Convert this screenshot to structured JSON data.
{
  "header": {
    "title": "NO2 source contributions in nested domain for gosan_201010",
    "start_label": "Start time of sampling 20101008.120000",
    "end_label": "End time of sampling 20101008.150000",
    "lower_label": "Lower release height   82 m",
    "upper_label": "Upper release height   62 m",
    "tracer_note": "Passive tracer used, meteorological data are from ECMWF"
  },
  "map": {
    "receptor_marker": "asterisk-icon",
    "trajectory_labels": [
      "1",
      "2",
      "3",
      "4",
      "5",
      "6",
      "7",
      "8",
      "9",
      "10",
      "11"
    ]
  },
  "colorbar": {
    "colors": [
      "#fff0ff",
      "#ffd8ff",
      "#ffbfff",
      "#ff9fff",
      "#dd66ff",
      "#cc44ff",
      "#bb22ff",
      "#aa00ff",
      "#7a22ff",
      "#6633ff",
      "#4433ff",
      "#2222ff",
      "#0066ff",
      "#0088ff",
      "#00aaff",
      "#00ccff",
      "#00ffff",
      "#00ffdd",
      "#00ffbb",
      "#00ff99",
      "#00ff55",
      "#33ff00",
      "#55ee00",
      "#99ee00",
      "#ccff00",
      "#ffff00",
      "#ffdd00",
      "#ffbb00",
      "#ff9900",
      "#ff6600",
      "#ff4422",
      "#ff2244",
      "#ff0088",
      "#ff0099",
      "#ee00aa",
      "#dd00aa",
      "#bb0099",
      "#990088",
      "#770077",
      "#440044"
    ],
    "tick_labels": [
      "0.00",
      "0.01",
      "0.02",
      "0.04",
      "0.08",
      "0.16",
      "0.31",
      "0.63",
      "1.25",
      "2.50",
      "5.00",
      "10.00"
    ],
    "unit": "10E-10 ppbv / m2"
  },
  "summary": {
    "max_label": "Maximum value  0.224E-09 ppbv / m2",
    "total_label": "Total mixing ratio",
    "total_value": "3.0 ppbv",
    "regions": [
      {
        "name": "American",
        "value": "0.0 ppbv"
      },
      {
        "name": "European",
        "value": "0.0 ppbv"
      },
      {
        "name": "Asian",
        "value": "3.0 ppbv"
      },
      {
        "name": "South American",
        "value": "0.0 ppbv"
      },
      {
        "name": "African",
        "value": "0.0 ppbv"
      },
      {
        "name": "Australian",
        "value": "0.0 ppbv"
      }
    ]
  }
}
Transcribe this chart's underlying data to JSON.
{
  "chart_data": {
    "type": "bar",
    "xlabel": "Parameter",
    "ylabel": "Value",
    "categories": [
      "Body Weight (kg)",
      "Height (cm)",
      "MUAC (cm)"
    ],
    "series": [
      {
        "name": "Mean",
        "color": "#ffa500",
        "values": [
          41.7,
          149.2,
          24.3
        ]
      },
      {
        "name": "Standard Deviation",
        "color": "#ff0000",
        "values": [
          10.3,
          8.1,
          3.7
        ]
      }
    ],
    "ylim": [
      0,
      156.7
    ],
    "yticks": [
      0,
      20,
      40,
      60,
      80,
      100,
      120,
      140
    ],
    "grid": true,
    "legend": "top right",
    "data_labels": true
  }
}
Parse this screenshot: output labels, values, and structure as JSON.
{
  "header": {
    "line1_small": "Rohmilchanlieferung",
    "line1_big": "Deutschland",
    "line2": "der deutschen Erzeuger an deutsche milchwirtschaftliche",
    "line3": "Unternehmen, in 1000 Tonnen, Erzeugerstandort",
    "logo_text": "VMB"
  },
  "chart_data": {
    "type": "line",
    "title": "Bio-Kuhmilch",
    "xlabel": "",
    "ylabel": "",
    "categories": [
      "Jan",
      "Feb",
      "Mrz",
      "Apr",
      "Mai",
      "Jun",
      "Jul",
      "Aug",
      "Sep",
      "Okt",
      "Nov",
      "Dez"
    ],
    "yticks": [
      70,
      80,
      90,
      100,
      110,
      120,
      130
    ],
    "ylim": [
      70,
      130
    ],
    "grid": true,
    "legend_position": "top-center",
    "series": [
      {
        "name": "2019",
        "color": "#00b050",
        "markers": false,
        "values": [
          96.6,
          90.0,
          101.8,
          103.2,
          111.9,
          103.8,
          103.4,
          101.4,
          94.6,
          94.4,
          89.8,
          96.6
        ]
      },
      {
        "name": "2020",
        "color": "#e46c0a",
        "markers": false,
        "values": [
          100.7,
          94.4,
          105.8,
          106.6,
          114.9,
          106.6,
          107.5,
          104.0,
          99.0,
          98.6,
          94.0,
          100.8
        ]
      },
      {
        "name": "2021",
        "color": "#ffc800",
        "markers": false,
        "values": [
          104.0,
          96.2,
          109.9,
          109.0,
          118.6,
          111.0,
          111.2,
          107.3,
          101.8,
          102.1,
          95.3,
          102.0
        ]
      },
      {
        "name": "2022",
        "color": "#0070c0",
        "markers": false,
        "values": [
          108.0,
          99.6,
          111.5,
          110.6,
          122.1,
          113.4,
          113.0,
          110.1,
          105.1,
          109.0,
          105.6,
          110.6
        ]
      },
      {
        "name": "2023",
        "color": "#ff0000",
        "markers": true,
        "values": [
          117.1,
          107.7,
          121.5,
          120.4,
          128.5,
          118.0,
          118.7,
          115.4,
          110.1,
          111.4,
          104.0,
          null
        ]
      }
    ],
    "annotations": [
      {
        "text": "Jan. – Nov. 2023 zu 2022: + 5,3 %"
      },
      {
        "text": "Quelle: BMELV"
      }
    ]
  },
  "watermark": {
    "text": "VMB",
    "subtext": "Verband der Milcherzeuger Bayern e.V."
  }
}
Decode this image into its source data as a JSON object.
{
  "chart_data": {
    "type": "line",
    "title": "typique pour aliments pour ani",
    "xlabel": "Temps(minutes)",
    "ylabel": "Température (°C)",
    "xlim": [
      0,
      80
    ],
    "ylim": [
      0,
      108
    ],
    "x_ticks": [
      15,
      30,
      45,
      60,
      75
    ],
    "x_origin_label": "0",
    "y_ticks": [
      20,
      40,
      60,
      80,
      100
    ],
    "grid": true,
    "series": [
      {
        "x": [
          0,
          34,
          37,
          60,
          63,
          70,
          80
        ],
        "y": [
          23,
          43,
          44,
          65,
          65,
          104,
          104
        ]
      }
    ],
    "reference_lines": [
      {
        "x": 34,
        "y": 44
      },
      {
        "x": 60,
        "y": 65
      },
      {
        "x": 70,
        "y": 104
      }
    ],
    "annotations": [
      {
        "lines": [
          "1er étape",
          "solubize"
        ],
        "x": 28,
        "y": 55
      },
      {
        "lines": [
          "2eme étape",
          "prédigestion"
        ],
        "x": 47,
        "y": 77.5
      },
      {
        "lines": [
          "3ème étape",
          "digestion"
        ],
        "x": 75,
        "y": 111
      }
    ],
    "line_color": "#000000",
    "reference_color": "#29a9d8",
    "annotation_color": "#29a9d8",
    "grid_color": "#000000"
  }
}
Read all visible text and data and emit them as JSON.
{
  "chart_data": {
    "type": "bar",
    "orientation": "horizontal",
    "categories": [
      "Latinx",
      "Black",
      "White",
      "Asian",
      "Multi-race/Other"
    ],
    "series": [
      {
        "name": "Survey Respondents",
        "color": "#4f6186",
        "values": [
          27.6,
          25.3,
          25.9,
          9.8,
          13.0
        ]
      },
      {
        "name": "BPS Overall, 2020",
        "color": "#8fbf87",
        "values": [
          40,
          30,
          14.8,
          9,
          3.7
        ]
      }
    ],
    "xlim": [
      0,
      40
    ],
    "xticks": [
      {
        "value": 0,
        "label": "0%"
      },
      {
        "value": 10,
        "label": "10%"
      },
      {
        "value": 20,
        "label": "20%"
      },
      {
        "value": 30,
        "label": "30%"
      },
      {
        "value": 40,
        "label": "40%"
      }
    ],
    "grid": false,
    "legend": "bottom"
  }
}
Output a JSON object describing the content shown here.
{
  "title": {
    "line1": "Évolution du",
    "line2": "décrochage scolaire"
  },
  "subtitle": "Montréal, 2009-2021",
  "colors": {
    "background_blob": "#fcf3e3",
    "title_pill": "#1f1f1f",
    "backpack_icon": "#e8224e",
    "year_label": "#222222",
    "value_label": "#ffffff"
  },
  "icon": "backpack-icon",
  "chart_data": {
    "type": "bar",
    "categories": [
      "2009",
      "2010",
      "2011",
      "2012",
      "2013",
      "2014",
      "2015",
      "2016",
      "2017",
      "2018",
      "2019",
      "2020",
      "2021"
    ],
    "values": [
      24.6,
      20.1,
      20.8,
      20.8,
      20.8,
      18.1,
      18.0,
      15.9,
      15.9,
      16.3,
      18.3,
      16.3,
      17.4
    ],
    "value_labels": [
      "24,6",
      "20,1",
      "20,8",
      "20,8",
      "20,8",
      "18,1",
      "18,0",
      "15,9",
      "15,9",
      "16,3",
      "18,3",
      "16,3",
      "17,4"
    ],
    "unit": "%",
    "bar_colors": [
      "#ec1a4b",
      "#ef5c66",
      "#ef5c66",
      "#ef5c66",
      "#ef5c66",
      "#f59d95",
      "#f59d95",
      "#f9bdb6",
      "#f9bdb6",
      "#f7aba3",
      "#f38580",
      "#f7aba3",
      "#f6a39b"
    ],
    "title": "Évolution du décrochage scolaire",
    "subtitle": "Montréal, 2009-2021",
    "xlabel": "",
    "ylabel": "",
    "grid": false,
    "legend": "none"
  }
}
◇ ◇ ◇ ◇ ◇
## Exercise:
Working from the material above, state how many lines contain "décrochage"; give only the number.

## Task solution:
2